Your task is to transcribe the data in full.

◆ ◆ ◆ ◆

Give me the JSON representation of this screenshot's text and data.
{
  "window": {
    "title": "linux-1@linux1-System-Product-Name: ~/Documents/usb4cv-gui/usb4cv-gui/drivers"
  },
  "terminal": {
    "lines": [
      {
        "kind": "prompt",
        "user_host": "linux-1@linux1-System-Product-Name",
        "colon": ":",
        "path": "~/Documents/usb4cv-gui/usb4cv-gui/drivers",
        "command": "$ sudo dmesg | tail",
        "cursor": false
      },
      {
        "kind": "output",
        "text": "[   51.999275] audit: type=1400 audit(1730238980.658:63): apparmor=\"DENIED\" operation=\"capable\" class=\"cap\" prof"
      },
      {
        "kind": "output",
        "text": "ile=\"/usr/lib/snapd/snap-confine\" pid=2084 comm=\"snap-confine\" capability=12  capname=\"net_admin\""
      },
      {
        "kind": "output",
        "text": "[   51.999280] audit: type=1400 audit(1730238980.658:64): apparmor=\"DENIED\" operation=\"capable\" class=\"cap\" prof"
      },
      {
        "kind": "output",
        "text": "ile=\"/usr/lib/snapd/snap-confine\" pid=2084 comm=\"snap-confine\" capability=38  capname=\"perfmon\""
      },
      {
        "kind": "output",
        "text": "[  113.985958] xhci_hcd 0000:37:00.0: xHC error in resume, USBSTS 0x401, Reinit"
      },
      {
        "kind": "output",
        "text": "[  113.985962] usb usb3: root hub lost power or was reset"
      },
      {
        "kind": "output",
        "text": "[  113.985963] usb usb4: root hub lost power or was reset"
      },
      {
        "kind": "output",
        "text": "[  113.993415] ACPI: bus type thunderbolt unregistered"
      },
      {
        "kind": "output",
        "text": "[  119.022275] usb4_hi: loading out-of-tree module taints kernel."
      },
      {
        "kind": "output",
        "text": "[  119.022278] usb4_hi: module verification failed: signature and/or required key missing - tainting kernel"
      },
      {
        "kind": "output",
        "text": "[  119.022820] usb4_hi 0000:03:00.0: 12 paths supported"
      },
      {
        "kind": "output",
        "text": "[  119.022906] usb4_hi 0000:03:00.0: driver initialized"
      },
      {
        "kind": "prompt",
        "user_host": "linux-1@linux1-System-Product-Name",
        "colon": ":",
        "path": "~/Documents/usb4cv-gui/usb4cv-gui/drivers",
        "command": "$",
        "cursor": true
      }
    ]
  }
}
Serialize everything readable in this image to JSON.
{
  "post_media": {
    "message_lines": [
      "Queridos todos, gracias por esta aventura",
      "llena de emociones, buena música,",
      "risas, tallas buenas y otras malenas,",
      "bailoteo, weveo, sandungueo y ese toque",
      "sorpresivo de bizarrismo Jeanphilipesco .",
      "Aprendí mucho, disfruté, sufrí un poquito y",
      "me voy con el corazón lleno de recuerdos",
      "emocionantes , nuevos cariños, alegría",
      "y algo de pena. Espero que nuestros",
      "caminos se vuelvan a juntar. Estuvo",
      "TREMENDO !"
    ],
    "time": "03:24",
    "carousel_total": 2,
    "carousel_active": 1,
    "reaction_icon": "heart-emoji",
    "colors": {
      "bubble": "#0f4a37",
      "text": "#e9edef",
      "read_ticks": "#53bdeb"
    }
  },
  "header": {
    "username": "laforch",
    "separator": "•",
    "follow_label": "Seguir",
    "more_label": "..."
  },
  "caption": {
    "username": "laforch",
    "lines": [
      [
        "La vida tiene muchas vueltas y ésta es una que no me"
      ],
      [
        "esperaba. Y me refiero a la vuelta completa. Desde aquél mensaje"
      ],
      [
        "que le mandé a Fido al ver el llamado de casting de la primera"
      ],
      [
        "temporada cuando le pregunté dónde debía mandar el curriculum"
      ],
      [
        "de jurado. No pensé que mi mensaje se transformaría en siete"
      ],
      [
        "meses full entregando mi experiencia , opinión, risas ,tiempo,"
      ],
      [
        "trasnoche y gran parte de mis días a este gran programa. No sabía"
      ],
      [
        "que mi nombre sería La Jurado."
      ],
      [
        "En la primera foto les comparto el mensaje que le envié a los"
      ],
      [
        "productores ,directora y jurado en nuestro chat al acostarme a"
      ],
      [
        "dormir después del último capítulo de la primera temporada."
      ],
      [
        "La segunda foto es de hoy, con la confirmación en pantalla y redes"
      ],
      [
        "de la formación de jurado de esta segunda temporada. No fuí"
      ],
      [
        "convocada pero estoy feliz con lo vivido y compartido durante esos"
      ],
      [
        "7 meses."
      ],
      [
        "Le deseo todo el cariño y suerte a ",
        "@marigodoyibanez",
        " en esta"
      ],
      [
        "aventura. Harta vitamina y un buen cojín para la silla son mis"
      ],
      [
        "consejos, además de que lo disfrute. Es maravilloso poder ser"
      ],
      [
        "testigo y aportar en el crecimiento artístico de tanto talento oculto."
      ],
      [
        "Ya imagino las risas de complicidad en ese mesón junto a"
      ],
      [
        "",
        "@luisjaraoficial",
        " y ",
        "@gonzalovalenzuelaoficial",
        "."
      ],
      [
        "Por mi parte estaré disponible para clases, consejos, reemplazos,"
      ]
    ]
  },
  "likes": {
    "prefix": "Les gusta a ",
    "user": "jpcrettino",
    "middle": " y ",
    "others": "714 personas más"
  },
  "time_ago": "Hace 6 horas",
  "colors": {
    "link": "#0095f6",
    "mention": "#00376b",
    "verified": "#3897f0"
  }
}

◆ ◆ ◆ ◆

EXERCISE OUTPUT:
Give me the JSON representation of this screenshot's text and data.
{
  "window": {
    "title": "linux-1@linux1-System-Product-Name: ~/Documents/usb4cv-gui/usb4cv-gui/drivers"
  },
  "terminal": {
    "lines": [
      {
        "kind": "prompt",
        "user_host": "linux-1@linux1-System-Product-Name",
        "colon": ":",
        "path": "~/Documents/usb4cv-gui/usb4cv-gui/drivers",
        "command": "$ sudo dmesg | tail",
        "cursor": false
      },
      {
        "kind": "output",
        "text": "[   51.999275] audit: type=1400 audit(1730238980.658:63): apparmor=\"DENIED\" operation=\"capable\" class=\"cap\" prof"
      },
      {
        "kind": "output",
        "text": "ile=\"/usr/lib/snapd/snap-confine\" pid=2084 comm=\"snap-confine\" capability=12  capname=\"net_admin\""
      },
      {
        "kind": "output",
        "text": "[   51.999280] audit: type=1400 audit(1730238980.658:64): apparmor=\"DENIED\" operation=\"capable\" class=\"cap\" prof"
      },
      {
        "kind": "output",
        "text": "ile=\"/usr/lib/snapd/snap-confine\" pid=2084 comm=\"snap-confine\" capability=38  capname=\"perfmon\""
      },
      {
        "kind": "output",
        "text": "[  113.985958] xhci_hcd 0000:37:00.0: xHC error in resume, USBSTS 0x401, Reinit"
      },
      {
        "kind": "output",
        "text": "[  113.985962] usb usb3: root hub lost power or was reset"
      },
      {
        "kind": "output",
        "text": "[  113.985963] usb usb4: root hub lost power or was reset"
      },
      {
        "kind": "output",
        "text": "[  113.993415] ACPI: bus type thunderbolt unregistered"
      },
      {
        "kind": "output",
        "text": "[  119.022275] usb4_hi: loading out-of-tree module taints kernel."
      },
      {
        "kind": "output",
        "text": "[  119.022278] usb4_hi: module verification failed: signature and/or required key missing - tainting kernel"
      },
      {
        "kind": "output",
        "text": "[  119.022820] usb4_hi 0000:03:00.0: 12 paths supported"
      },
      {
        "kind": "output",
        "text": "[  119.022906] usb4_hi 0000:03:00.0: driver initialized"
      },
      {
        "kind": "prompt",
        "user_host": "linux-1@linux1-System-Product-Name",
        "colon": ":",
        "path": "~/Documents/usb4cv-gui/usb4cv-gui/drivers",
        "command": "$",
        "cursor": true
      }
    ]
  }
}
Serialize everything readable in this image to JSON.
{
  "post_media": {
    "message_lines": [
      "Queridos todos, gracias por esta aventura",
      "llena de emociones, buena música,",
      "risas, tallas buenas y otras malenas,",
      "bailoteo, weveo, sandungueo y ese toque",
      "sorpresivo de bizarrismo Jeanphilipesco .",
      "Aprendí mucho, disfruté, sufrí un poquito y",
      "me voy con el corazón lleno de recuerdos",
      "emocionantes , nuevos cariños, alegría",
      "y algo de pena. Espero que nuestros",
      "caminos se vuelvan a juntar. Estuvo",
      "TREMENDO !"
    ],
    "time": "03:24",
    "carousel_total": 2,
    "carousel_active": 1,
    "reaction_icon": "heart-emoji",
    "colors": {
      "bubble": "#0f4a37",
      "text": "#e9edef",
      "read_ticks": "#53bdeb"
    }
  },
  "header": {
    "username": "laforch",
    "separator": "•",
    "follow_label": "Seguir",
    "more_label": "..."
  },
  "caption": {
    "username": "laforch",
    "lines": [
      [
        "La vida tiene muchas vueltas y ésta es una que no me"
      ],
      [
        "esperaba. Y me refiero a la vuelta completa. Desde aquél mensaje"
      ],
      [
        "que le mandé a Fido al ver el llamado de casting de la primera"
      ],
      [
        "temporada cuando le pregunté dónde debía mandar el curriculum"
      ],
      [
        "de jurado. No pensé que mi mensaje se transformaría en siete"
      ],
      [
        "meses full entregando mi experiencia , opinión, risas ,tiempo,"
      ],
      [
        "trasnoche y gran parte de mis días a este gran programa. No sabía"
      ],
      [
        "que mi nombre sería La Jurado."
      ],
      [
        "En la primera foto les comparto el mensaje que le envié a los"
      ],
      [
        "productores ,directora y jurado en nuestro chat al acostarme a"
      ],
      [
        "dormir después del último capítulo de la primera temporada."
      ],
      [
        "La segunda foto es de hoy, con la confirmación en pantalla y redes"
      ],
      [
        "de la formación de jurado de esta segunda temporada. No fuí"
      ],
      [
        "convocada pero estoy feliz con lo vivido y compartido durante esos"
      ],
      [
        "7 meses."
      ],
      [
        "Le deseo todo el cariño y suerte a ",
        "@marigodoyibanez",
        " en esta"
      ],
      [
        "aventura. Harta vitamina y un buen cojín para la silla son mis"
      ],
      [
        "consejos, además de que lo disfrute. Es maravilloso poder ser"
      ],
      [
        "testigo y aportar en el crecimiento artístico de tanto talento oculto."
      ],
      [
        "Ya imagino las risas de complicidad en ese mesón junto a"
      ],
      [
        "",
        "@luisjaraoficial",
        " y ",
        "@gonzalovalenzuelaoficial",
        "."
      ],
      [
        "Por mi parte estaré disponible para clases, consejos, reemplazos,"
      ]
    ]
  },
  "likes": {
    "prefix": "Les gusta a ",
    "user": "jpcrettino",
    "middle": " y ",
    "others": "714 personas más"
  },
  "time_ago": "Hace 6 horas",
  "colors": {
    "link": "#0095f6",
    "mention": "#00376b",
    "verified": "#3897f0"
  }
}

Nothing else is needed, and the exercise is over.